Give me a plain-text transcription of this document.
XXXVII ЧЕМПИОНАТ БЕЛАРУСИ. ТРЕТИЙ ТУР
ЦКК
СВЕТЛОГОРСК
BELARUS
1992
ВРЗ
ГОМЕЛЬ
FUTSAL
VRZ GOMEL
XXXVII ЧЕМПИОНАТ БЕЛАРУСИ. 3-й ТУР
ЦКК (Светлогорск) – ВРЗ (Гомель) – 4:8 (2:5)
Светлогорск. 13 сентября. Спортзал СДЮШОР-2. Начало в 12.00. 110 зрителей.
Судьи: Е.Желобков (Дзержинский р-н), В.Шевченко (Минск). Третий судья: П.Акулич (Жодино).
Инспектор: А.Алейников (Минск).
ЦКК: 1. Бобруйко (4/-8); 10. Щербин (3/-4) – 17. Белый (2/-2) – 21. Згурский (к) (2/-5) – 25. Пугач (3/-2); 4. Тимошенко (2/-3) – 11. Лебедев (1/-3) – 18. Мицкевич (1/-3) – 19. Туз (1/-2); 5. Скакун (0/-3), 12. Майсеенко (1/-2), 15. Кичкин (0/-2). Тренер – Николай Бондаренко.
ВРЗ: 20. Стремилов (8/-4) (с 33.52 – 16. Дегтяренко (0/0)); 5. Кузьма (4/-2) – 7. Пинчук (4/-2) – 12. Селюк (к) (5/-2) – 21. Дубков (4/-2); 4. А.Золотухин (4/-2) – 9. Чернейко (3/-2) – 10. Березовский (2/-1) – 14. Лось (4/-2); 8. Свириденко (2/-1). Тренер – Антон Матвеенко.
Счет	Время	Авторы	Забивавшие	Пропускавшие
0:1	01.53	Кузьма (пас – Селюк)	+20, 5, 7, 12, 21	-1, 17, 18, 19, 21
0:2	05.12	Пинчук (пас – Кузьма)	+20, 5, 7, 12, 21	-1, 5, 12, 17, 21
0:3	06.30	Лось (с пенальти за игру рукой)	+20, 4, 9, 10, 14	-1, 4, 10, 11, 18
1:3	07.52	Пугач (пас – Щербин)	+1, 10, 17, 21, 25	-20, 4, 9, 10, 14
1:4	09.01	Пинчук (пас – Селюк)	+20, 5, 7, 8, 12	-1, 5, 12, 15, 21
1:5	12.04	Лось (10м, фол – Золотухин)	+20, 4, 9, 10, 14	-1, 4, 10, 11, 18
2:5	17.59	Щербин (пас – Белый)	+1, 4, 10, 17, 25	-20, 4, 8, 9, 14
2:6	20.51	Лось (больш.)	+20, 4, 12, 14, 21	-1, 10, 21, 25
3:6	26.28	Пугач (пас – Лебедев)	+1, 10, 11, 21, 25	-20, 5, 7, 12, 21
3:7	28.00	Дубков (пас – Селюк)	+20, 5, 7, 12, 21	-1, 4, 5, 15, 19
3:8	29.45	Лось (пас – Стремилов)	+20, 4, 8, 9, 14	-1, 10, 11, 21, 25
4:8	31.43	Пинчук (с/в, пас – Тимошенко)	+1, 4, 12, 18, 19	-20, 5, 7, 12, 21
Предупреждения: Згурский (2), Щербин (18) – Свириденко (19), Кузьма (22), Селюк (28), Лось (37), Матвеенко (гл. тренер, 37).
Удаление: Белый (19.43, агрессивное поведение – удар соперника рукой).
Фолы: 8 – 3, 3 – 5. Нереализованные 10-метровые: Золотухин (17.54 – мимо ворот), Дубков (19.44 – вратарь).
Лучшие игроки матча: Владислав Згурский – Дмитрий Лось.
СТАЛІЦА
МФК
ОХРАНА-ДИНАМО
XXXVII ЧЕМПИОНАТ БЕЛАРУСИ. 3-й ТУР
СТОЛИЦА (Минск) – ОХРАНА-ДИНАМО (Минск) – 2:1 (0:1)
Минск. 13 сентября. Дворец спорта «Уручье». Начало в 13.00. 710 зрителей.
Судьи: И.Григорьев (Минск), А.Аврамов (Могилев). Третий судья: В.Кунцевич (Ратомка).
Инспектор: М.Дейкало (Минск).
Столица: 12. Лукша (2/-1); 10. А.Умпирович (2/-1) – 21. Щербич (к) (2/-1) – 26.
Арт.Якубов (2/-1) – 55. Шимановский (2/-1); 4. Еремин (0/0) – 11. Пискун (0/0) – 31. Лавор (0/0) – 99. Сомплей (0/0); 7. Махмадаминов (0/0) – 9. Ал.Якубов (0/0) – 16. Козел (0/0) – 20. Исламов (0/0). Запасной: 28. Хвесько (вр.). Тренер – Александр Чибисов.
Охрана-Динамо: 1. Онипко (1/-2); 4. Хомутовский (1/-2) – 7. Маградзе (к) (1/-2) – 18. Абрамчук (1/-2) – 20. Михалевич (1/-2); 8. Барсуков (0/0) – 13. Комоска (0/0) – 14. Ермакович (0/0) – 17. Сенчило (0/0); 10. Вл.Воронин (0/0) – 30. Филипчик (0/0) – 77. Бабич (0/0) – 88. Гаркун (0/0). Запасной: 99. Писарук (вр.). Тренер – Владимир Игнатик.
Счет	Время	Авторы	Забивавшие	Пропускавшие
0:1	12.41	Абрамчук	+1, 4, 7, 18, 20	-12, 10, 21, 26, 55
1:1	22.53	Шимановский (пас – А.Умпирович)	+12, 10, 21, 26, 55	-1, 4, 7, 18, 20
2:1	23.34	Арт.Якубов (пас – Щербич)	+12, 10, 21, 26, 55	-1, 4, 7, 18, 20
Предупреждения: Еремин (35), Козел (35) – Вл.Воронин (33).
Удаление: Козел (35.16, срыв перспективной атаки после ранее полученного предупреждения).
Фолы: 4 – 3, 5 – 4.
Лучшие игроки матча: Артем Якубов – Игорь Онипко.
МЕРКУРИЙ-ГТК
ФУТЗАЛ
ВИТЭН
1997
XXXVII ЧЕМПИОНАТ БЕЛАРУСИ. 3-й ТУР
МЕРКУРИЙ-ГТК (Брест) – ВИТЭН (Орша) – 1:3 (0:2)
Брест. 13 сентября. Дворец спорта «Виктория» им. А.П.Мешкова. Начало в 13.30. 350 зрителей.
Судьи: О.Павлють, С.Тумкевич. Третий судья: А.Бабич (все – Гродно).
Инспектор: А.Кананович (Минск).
::::::::::
Above are some records. Print them all exactly.

Give me a plain-text transcription of this document.
XXXVII ЧЕМПИОНАТ БЕЛАРУСИ. ТРЕТИЙ ТУР
ЦКК
СВЕТЛОГОРСК
BELARUS
1992
ВРЗ
ГОМЕЛЬ
FUTSAL
VRZ GOMEL
XXXVII ЧЕМПИОНАТ БЕЛАРУСИ. 3-й ТУР
ЦКК (Светлогорск) – ВРЗ (Гомель) – 4:8 (2:5)
Светлогорск. 13 сентября. Спортзал СДЮШОР-2. Начало в 12.00. 110 зрителей.
Судьи: Е.Желобков (Дзержинский р-н), В.Шевченко (Минск). Третий судья: П.Акулич (Жодино).
Инспектор: А.Алейников (Минск).
ЦКК: 1. Бобруйко (4/-8); 10. Щербин (3/-4) – 17. Белый (2/-2) – 21. Згурский (к) (2/-5) – 25. Пугач (3/-2); 4. Тимошенко (2/-3) – 11. Лебедев (1/-3) – 18. Мицкевич (1/-3) – 19. Туз (1/-2); 5. Скакун (0/-3), 12. Майсеенко (1/-2), 15. Кичкин (0/-2). Тренер – Николай Бондаренко.
ВРЗ: 20. Стремилов (8/-4) (с 33.52 – 16. Дегтяренко (0/0)); 5. Кузьма (4/-2) – 7. Пинчук (4/-2) – 12. Селюк (к) (5/-2) – 21. Дубков (4/-2); 4. А.Золотухин (4/-2) – 9. Чернейко (3/-2) – 10. Березовский (2/-1) – 14. Лось (4/-2); 8. Свириденко (2/-1). Тренер – Антон Матвеенко.
Счет	Время	Авторы	Забивавшие	Пропускавшие
0:1	01.53	Кузьма (пас – Селюк)	+20, 5, 7, 12, 21	-1, 17, 18, 19, 21
0:2	05.12	Пинчук (пас – Кузьма)	+20, 5, 7, 12, 21	-1, 5, 12, 17, 21
0:3	06.30	Лось (с пенальти за игру рукой)	+20, 4, 9, 10, 14	-1, 4, 10, 11, 18
1:3	07.52	Пугач (пас – Щербин)	+1, 10, 17, 21, 25	-20, 4, 9, 10, 14
1:4	09.01	Пинчук (пас – Селюк)	+20, 5, 7, 8, 12	-1, 5, 12, 15, 21
1:5	12.04	Лось (10м, фол – Золотухин)	+20, 4, 9, 10, 14	-1, 4, 10, 11, 18
2:5	17.59	Щербин (пас – Белый)	+1, 4, 10, 17, 25	-20, 4, 8, 9, 14
2:6	20.51	Лось (больш.)	+20, 4, 12, 14, 21	-1, 10, 21, 25
3:6	26.28	Пугач (пас – Лебедев)	+1, 10, 11, 21, 25	-20, 5, 7, 12, 21
3:7	28.00	Дубков (пас – Селюк)	+20, 5, 7, 12, 21	-1, 4, 5, 15, 19
3:8	29.45	Лось (пас – Стремилов)	+20, 4, 8, 9, 14	-1, 10, 11, 21, 25
4:8	31.43	Пинчук (с/в, пас – Тимошенко)	+1, 4, 12, 18, 19	-20, 5, 7, 12, 21
Предупреждения: Згурский (2), Щербин (18) – Свириденко (19), Кузьма (22), Селюк (28), Лось (37), Матвеенко (гл. тренер, 37).
Удаление: Белый (19.43, агрессивное поведение – удар соперника рукой).
Фолы: 8 – 3, 3 – 5. Нереализованные 10-метровые: Золотухин (17.54 – мимо ворот), Дубков (19.44 – вратарь).
Лучшие игроки матча: Владислав Згурский – Дмитрий Лось.
СТАЛІЦА
МФК
ОХРАНА-ДИНАМО
XXXVII ЧЕМПИОНАТ БЕЛАРУСИ. 3-й ТУР
СТОЛИЦА (Минск) – ОХРАНА-ДИНАМО (Минск) – 2:1 (0:1)
Минск. 13 сентября. Дворец спорта «Уручье». Начало в 13.00. 710 зрителей.
Судьи: И.Григорьев (Минск), А.Аврамов (Могилев). Третий судья: В.Кунцевич (Ратомка).
Инспектор: М.Дейкало (Минск).
Столица: 12. Лукша (2/-1); 10. А.Умпирович (2/-1) – 21. Щербич (к) (2/-1) – 26.
Арт.Якубов (2/-1) – 55. Шимановский (2/-1); 4. Еремин (0/0) – 11. Пискун (0/0) – 31. Лавор (0/0) – 99. Сомплей (0/0); 7. Махмадаминов (0/0) – 9. Ал.Якубов (0/0) – 16. Козел (0/0) – 20. Исламов (0/0). Запасной: 28. Хвесько (вр.). Тренер – Александр Чибисов.
Охрана-Динамо: 1. Онипко (1/-2); 4. Хомутовский (1/-2) – 7. Маградзе (к) (1/-2) – 18. Абрамчук (1/-2) – 20. Михалевич (1/-2); 8. Барсуков (0/0) – 13. Комоска (0/0) – 14. Ермакович (0/0) – 17. Сенчило (0/0); 10. Вл.Воронин (0/0) – 30. Филипчик (0/0) – 77. Бабич (0/0) – 88. Гаркун (0/0). Запасной: 99. Писарук (вр.). Тренер – Владимир Игнатик.
Счет	Время	Авторы	Забивавшие	Пропускавшие
0:1	12.41	Абрамчук	+1, 4, 7, 18, 20	-12, 10, 21, 26, 55
1:1	22.53	Шимановский (пас – А.Умпирович)	+12, 10, 21, 26, 55	-1, 4, 7, 18, 20
2:1	23.34	Арт.Якубов (пас – Щербич)	+12, 10, 21, 26, 55	-1, 4, 7, 18, 20
Предупреждения: Еремин (35), Козел (35) – Вл.Воронин (33).
Удаление: Козел (35.16, срыв перспективной атаки после ранее полученного предупреждения).
Фолы: 4 – 3, 5 – 4.
Лучшие игроки матча: Артем Якубов – Игорь Онипко.
МЕРКУРИЙ-ГТК
ФУТЗАЛ
ВИТЭН
1997
XXXVII ЧЕМПИОНАТ БЕЛАРУСИ. 3-й ТУР
МЕРКУРИЙ-ГТК (Брест) – ВИТЭН (Орша) – 1:3 (0:2)
Брест. 13 сентября. Дворец спорта «Виктория» им. А.П.Мешкова. Начало в 13.30. 350 зрителей.
Судьи: О.Павлють, С.Тумкевич. Третий судья: А.Бабич (все – Гродно).
Инспектор: А.Кананович (Минск).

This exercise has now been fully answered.